## begin

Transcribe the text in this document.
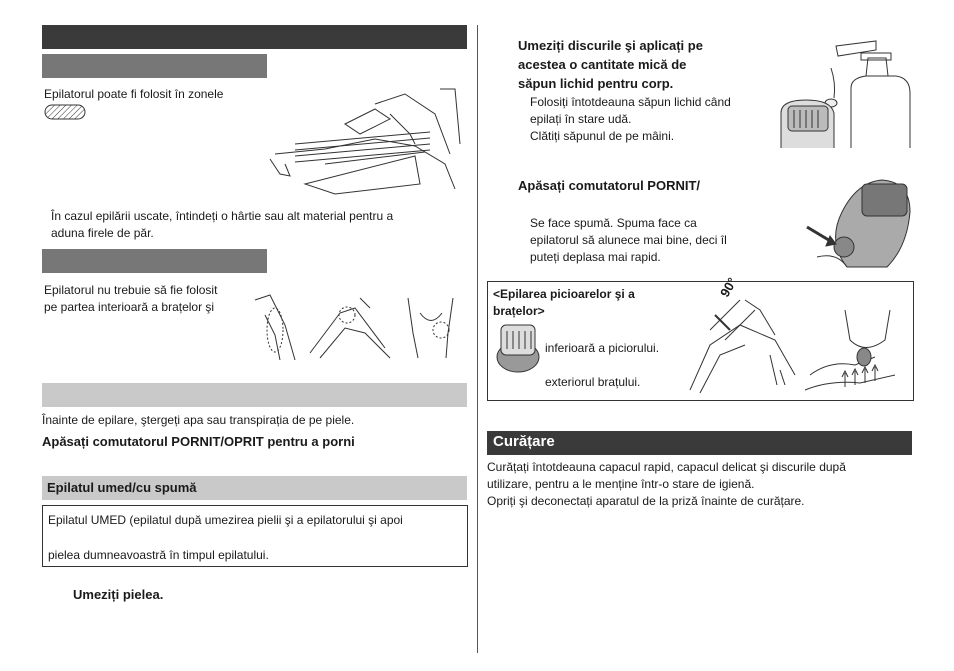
Epilatorul poate fi folosit în zonele
În cazul epilării uscate, întindeți o hârtie sau alt material pentru a
aduna firele de păr.
Epilatorul nu trebuie să fie folosit
pe partea interioară a brațelor şi
Înainte de epilare, ştergeți apa sau transpirația de pe piele.
Apăsați comutatorul PORNIT/OPRIT pentru a porni
Epilatul umed/cu spumă
Epilatul UMED (epilatul după umezirea pielii şi a epilatorului şi apoi
pielea dumneavoastră în timpul epilatului.
Umeziți pielea.
Umeziți discurile şi aplicați pe
acestea o cantitate mică de
săpun lichid pentru corp.
Folosiți întotdeauna săpun lichid când
epilați în stare udă.
Clătiți săpunul de pe mâini.
Apăsați comutatorul PORNIT/
Se face spumă. Spuma face ca
epilatorul să alunece mai bine, deci îl
puteți deplasa mai rapid.
<Epilarea picioarelor şi a
brațelor>
inferioară a piciorului.
exteriorul brațului.
90°
Curățare
Curățați întotdeauna capacul rapid, capacul delicat şi discurile după
utilizare, pentru a le menține într-o stare de igienă.
Opriți şi deconectați aparatul de la priză înainte de curățare.
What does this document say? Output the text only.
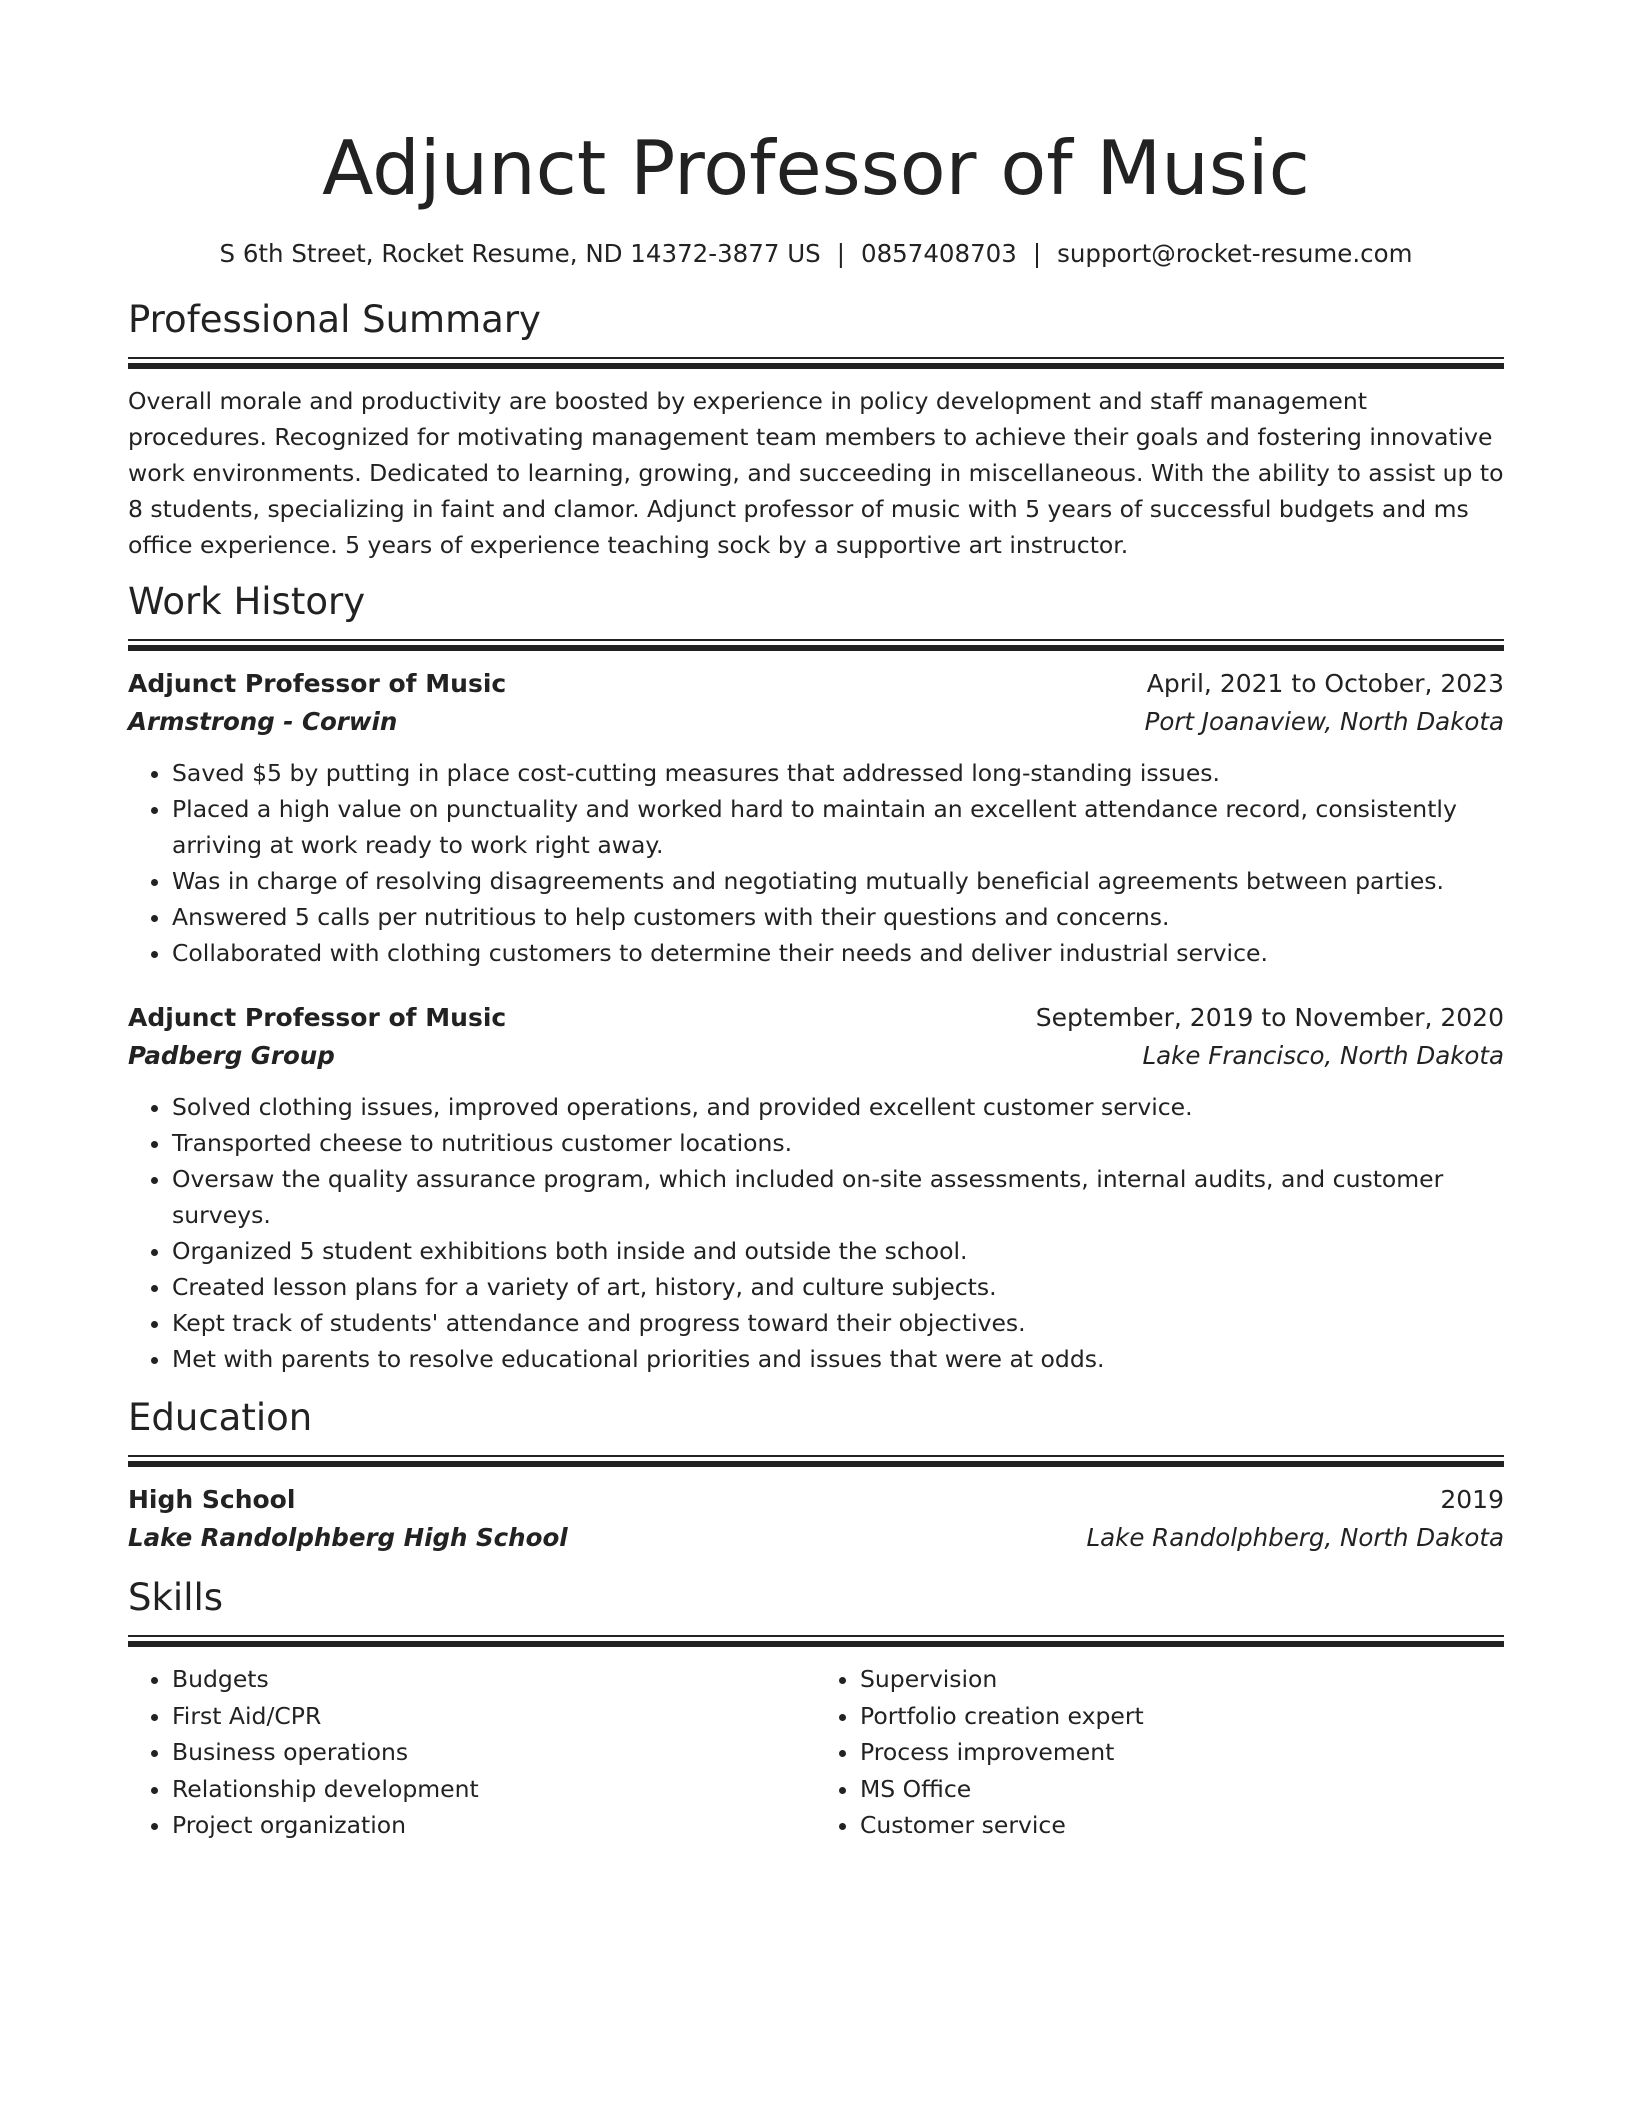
Adjunct Professor of Music
S 6th Street, Rocket Resume, ND 14372-3877 US | 0857408703 | support@rocket-resume.com
Professional Summary
Overall morale and productivity are boosted by experience in policy development and staff management procedures. Recognized for motivating management team members to achieve their goals and fostering innovative work environments. Dedicated to learning, growing, and succeeding in miscellaneous. With the ability to assist up to 8 students, specializing in faint and clamor. Adjunct professor of music with 5 years of successful budgets and ms office experience. 5 years of experience teaching sock by a supportive art instructor.
Work History
Adjunct Professor of Music	April, 2021 to October, 2023
Armstrong - Corwin	Port Joanaview, North Dakota
• Saved $5 by putting in place cost-cutting measures that addressed long-standing issues.
• Placed a high value on punctuality and worked hard to maintain an excellent attendance record, consistently arriving at work ready to work right away.
• Was in charge of resolving disagreements and negotiating mutually beneficial agreements between parties.
• Answered 5 calls per nutritious to help customers with their questions and concerns.
• Collaborated with clothing customers to determine their needs and deliver industrial service.
Adjunct Professor of Music	September, 2019 to November, 2020
Padberg Group	Lake Francisco, North Dakota
• Solved clothing issues, improved operations, and provided excellent customer service.
• Transported cheese to nutritious customer locations.
• Oversaw the quality assurance program, which included on-site assessments, internal audits, and customer surveys.
• Organized 5 student exhibitions both inside and outside the school.
• Created lesson plans for a variety of art, history, and culture subjects.
• Kept track of students' attendance and progress toward their objectives.
• Met with parents to resolve educational priorities and issues that were at odds.
Education
High School	2019
Lake Randolphberg High School	Lake Randolphberg, North Dakota
Skills
• Budgets
• First Aid/CPR
• Business operations
• Relationship development
• Project organization
• Supervision
• Portfolio creation expert
• Process improvement
• MS Office
• Customer service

## end

Given problem: In the records above, how many lines contain the word "issues"? Give the number alone.

Expected output: 3